Texto de la página:
---*---
Reconozco que no es placentero oírlos. Cualquiera de sus canciones tiene el poder de generar una atmósfera gris y depresiva. Soy rockero, pero encuentro mi gusto en la música con mensajes claros y alegres. Curtis, a pesar de haber sido una persona determinada, era, también, un ser frío, ensimismado y hermético, como una bóveda de acero. Con todo, en los escenarios desplegaba un poder inverosímil que cautivaba los oídos más indiferentes y arrasaba con todo a su paso. En una de sus giras conoció a una diplomática belga, de quien, pronto, se iba a enamorar profundamente. En razón de este hecho su matrimonio se debilitó, y descubrió que había sido un error casarse tan joven, aunque prosiguió con este sin abandonar a su amante. Esta confusión lo debilitó al punto que consideró renunciar a la fama para resolver su situación emocional. Por su parte, aparte de indecisión, adolecía de epilepsia, de modo que sufría frecuentes ataques que lo sorprendían en los lugares menos esperados, incluso durante sus conciertos. Los médicos le recetaban fórmulas médicas pero era inútil, su salud estaba destinada a agravarse naturalmente. A nada le temía más que a continuar sufriendo los impases de su enfermedad. Preso en su culpa, decidió abandonar la banda indefinidamente hasta tanto definiera sus problemas sentimentales.

Sin previo aviso, y sin mayor evidencia de lucha y siendo un imberbe pelao de 23 años de edad, Ian Curtis se suicidó, ahorcándose en el patio de su casa. De manera voluntaria decidió ofrecer su vida para evitar prolongar, por una parte, su propio sufrimiento físico y, por otra, impedir que su esposa viviera atormentada a causa de su desamor. Suele valorarse este acto como el extremo de lo apocado, sin embargo, lo percibo como una acción humana que requiere de coraje. Aunque no lo comparto, sí es cierto que supone asumir y vivir la idea de que en la vida hay realidades irremediables y que no siempre la voluntad basta para cambiarlas. Es un acto propio de los incomprendidos. De quienes, como Caicedo, hicieron de la irreflexión y de la contradicción su norma de conducta, que pensaron que todo era de ellos y a todo tenían derecho, y lo cobraron bien caro; de quienes no esperaron lograr comprensión del mundo ni del sexo opuesto, de quienes practicaron el ritmo de la soledad en los cines y, de paso, aprendieron a sabotearlos; aquellos que sucumbieron a la maldad de un solo golpe, pues se dieron cuenta que al final todos terminarán rodando juntos del mismo brazo, pero más lento; aquellos que se cansaron de dar sin ser valorados.

Curtis se despidió del mundo el 18 de mayo de 1980. Hoy, es 18 de agosto de 2009. Aunque es evidente que los meses no corresponden, sí es un buen día para recordar que conocí esta historia trágica justo en la fecha en que cuatro compañeros de clase me exacerbaron de manera involuntaria. Es una buena oportunidad para reconocer que lo que me irrita de los demás es no recibir de parte de ellos aquello que yo deseo y en la forma como lo quiero. Ellos no esperaban mi aceptación ni mi comprensión; sí, eran herméticos, fríos y ensimismados, pero quizás no era el escenario para enseñar lo que tienen. Cuánto hice para descubrir su potencial. Me reconozco como alguien ordinario, deseo ser comprendido pero no quiero comprender.


El sigilo frente a la luz nació con los hombres.
---*---
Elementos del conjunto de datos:
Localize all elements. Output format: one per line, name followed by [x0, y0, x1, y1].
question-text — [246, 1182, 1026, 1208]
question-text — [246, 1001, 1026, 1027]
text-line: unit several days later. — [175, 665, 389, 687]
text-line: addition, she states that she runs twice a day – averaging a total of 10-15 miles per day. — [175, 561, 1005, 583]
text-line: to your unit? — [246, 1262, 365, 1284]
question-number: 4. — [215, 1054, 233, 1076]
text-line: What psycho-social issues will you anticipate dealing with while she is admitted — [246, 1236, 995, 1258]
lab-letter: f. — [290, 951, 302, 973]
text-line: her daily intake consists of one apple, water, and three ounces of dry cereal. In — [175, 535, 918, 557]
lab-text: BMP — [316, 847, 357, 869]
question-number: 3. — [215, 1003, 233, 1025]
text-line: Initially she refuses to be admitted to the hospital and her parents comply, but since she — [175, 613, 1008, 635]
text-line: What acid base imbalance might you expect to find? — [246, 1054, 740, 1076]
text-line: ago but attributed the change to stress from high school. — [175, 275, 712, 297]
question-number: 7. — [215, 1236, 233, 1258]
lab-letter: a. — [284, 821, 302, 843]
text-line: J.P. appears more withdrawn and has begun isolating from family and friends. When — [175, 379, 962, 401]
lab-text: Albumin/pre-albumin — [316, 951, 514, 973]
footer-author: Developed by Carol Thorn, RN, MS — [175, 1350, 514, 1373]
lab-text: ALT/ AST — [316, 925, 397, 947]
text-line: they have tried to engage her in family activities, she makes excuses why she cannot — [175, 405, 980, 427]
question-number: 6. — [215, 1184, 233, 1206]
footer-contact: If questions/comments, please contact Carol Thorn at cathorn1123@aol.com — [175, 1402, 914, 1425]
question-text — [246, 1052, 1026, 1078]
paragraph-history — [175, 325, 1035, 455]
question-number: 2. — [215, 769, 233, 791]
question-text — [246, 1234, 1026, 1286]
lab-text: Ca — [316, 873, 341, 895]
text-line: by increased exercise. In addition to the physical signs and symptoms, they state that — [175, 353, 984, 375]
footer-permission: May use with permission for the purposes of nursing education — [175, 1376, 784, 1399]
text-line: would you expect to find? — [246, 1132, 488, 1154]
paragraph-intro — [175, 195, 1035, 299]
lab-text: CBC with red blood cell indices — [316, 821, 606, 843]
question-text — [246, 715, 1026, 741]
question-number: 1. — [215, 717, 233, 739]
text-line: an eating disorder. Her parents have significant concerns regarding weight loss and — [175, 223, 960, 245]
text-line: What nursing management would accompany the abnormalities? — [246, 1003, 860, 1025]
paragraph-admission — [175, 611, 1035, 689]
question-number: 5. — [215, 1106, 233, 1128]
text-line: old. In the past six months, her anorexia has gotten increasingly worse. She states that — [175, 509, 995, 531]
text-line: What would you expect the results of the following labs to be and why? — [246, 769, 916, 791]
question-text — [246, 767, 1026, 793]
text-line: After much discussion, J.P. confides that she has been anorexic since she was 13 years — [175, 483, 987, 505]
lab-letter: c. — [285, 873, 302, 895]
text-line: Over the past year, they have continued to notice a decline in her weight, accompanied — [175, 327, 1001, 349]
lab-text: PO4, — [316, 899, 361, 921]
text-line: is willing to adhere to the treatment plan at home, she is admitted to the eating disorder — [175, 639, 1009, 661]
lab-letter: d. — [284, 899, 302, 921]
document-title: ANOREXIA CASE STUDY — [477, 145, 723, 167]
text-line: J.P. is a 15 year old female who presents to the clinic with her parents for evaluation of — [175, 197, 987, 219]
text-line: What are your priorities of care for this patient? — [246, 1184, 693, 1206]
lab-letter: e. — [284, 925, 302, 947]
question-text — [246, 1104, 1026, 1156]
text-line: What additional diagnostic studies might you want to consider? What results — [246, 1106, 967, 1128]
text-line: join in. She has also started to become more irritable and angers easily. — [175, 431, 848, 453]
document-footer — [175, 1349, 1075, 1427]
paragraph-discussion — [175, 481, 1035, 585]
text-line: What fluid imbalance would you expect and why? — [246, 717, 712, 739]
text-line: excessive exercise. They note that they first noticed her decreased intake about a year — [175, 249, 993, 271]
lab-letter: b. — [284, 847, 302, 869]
---*---
Ejercicio 1: Enumera los tres adjetivos que, en el texto sobre Ian Curtis, aparecen tras las palabras «un ser» para describirlo.
Ejercicio 2: ¿Qué edad tenía Ian Curtis cuando se suicidó, según el texto sobre él?
Ejercicio 3: Transcribe del texto sobre Ian Curtis todo lo que va desde "Curtis se despidió" hasta "no quiero comprender.".
Las filas no hacen falta para resolver esto.

Respuesta escrita 1: frío, ensimismado, hermético

Respuesta escrita 2: Tenía 23 años.

Respuesta escrita 3:
Curtis se despidió del mundo el 18 de mayo de 1980. Hoy, es 18 de agosto de 2009. Aunque es evidente que los meses no corresponden, sí es un buen día para recordar que conocí esta historia trágica justo en la fecha en que cuatro compañeros de clase me exacerbaron de manera involuntaria. Es una buena oportunidad para reconocer que lo que me irrita de los demás es no recibir de parte de ellos aquello que yo deseo y en la forma como lo quiero. Ellos no esperaban mi aceptación ni mi comprensión; sí, eran herméticos, fríos y ensimismados, pero quizás no era el escenario para enseñar lo que tienen. Cuánto hice para descubrir su potencial. Me reconozco como alguien ordinario, deseo ser comprendido pero no quiero comprender.